Exercise objective: The listing below should be copied in full, word for word.

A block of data

━━━

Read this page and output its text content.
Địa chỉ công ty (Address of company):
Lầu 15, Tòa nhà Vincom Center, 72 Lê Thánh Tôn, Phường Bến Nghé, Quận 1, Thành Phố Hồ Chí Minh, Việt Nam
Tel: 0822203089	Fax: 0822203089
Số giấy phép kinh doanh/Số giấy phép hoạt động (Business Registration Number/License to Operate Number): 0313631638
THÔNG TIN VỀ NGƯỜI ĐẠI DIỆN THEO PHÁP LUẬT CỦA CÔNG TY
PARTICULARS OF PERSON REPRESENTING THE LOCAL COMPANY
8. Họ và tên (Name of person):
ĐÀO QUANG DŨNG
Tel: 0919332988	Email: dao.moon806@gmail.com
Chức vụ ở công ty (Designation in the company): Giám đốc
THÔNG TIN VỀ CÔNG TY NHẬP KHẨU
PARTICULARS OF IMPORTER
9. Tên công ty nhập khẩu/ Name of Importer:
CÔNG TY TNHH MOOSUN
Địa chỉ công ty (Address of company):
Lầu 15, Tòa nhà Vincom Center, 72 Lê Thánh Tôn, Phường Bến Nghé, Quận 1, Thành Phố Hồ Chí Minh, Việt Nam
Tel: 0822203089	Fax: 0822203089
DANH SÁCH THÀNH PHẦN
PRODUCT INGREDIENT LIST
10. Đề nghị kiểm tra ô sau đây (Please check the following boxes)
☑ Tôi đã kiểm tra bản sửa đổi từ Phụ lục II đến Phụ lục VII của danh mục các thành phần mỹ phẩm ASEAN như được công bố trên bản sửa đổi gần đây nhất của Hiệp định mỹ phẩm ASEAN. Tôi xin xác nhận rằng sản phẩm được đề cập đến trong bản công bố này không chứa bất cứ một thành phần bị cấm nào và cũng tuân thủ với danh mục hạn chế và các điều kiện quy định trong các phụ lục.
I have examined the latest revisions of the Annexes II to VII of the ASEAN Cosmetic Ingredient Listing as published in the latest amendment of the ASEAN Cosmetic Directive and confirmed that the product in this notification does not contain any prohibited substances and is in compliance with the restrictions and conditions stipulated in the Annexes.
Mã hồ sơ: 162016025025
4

━━━

Solution:
Read this page and output its text content.
Địa chỉ công ty (Address of company):
Lầu 15, Tòa nhà Vincom Center, 72 Lê Thánh Tôn, Phường Bến Nghé, Quận 1, Thành Phố Hồ Chí Minh, Việt Nam
Tel: 0822203089	Fax: 0822203089
Số giấy phép kinh doanh/Số giấy phép hoạt động (Business Registration Number/License to Operate Number): 0313631638
THÔNG TIN VỀ NGƯỜI ĐẠI DIỆN THEO PHÁP LUẬT CỦA CÔNG TY
PARTICULARS OF PERSON REPRESENTING THE LOCAL COMPANY
8. Họ và tên (Name of person):
ĐÀO QUANG DŨNG
Tel: 0919332988	Email: dao.moon806@gmail.com
Chức vụ ở công ty (Designation in the company): Giám đốc
THÔNG TIN VỀ CÔNG TY NHẬP KHẨU
PARTICULARS OF IMPORTER
9. Tên công ty nhập khẩu/ Name of Importer:
CÔNG TY TNHH MOOSUN
Địa chỉ công ty (Address of company):
Lầu 15, Tòa nhà Vincom Center, 72 Lê Thánh Tôn, Phường Bến Nghé, Quận 1, Thành Phố Hồ Chí Minh, Việt Nam
Tel: 0822203089	Fax: 0822203089
DANH SÁCH THÀNH PHẦN
PRODUCT INGREDIENT LIST
10. Đề nghị kiểm tra ô sau đây (Please check the following boxes)
☑ Tôi đã kiểm tra bản sửa đổi từ Phụ lục II đến Phụ lục VII của danh mục các thành phần mỹ phẩm ASEAN như được công bố trên bản sửa đổi gần đây nhất của Hiệp định mỹ phẩm ASEAN. Tôi xin xác nhận rằng sản phẩm được đề cập đến trong bản công bố này không chứa bất cứ một thành phần bị cấm nào và cũng tuân thủ với danh mục hạn chế và các điều kiện quy định trong các phụ lục.
I have examined the latest revisions of the Annexes II to VII of the ASEAN Cosmetic Ingredient Listing as published in the latest amendment of the ASEAN Cosmetic Directive and confirmed that the product in this notification does not contain any prohibited substances and is in compliance with the restrictions and conditions stipulated in the Annexes.
Mã hồ sơ: 162016025025
4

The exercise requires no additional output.